[PROBLEM TO SOLVE] Determine which lines of the records include the word "color", and copy them.

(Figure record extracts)
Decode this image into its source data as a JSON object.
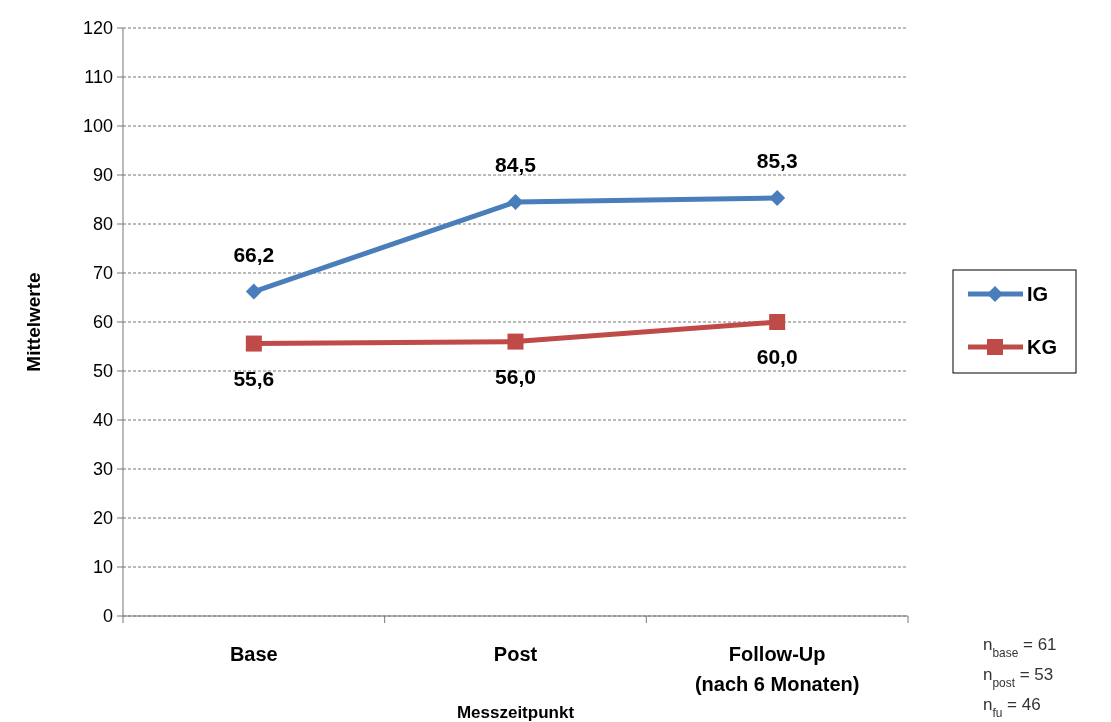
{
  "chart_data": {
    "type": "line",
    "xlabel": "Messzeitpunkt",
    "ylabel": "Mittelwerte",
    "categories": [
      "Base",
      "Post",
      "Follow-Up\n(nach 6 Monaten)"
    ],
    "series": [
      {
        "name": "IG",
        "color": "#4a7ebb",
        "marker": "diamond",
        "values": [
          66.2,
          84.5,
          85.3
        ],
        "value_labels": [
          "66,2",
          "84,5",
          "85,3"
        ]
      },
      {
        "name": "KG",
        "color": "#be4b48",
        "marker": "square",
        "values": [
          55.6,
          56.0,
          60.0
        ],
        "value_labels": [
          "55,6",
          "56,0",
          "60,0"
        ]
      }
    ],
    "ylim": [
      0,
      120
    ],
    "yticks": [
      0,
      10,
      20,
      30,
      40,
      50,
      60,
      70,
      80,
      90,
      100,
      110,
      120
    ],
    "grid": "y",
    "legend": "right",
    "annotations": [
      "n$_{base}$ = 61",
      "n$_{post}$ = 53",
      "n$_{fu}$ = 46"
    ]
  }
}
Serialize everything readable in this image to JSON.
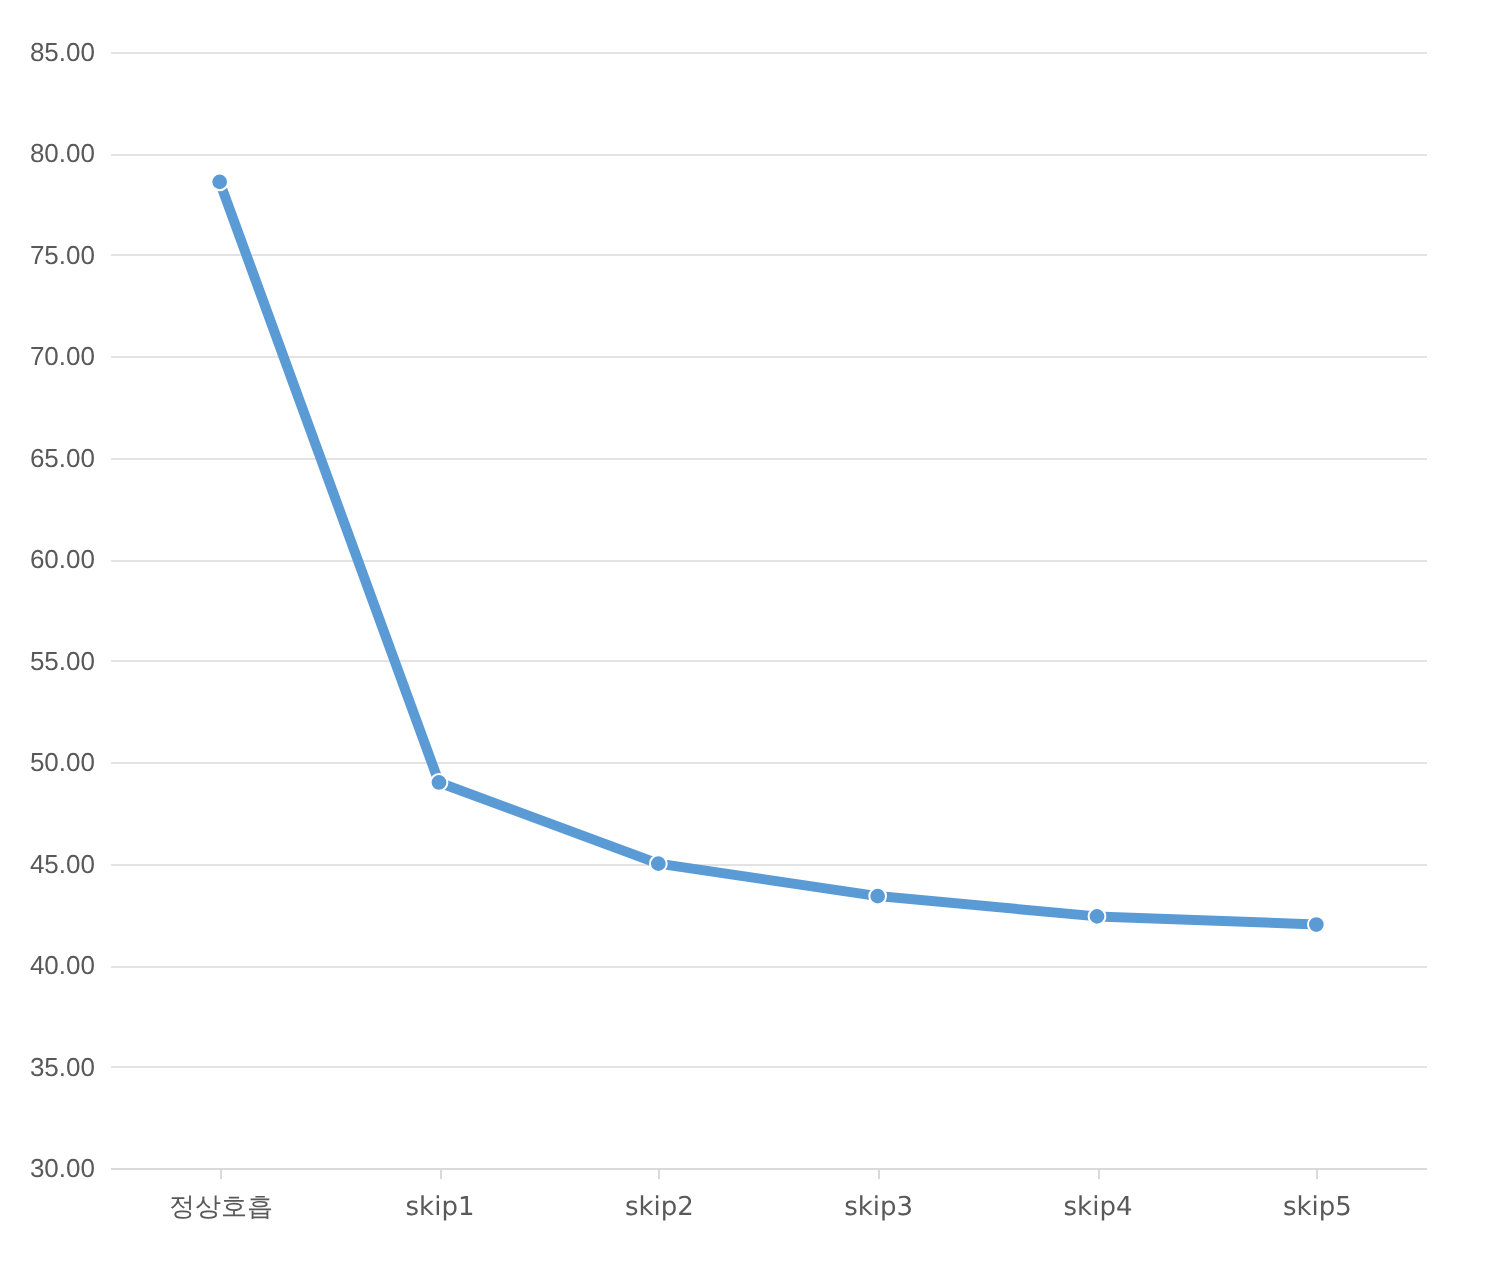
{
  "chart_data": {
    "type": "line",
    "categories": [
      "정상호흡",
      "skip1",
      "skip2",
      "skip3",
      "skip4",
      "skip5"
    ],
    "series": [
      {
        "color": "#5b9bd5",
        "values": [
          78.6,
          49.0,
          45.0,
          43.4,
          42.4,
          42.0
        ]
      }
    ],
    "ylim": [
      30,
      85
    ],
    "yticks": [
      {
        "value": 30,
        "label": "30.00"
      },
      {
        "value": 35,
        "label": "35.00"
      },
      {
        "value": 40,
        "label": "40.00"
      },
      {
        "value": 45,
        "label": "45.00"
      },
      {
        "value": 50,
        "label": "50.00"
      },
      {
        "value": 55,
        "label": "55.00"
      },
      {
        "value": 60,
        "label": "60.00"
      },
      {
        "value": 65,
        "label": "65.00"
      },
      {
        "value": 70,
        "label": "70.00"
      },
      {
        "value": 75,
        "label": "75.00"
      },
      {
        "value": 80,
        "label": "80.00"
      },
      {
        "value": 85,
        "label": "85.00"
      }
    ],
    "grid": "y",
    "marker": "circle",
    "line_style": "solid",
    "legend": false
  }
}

[TASK SOLUTION]
        "color": "#4a7ebb",
        "color": "#be4b48",
        "color": "#5b9bd5",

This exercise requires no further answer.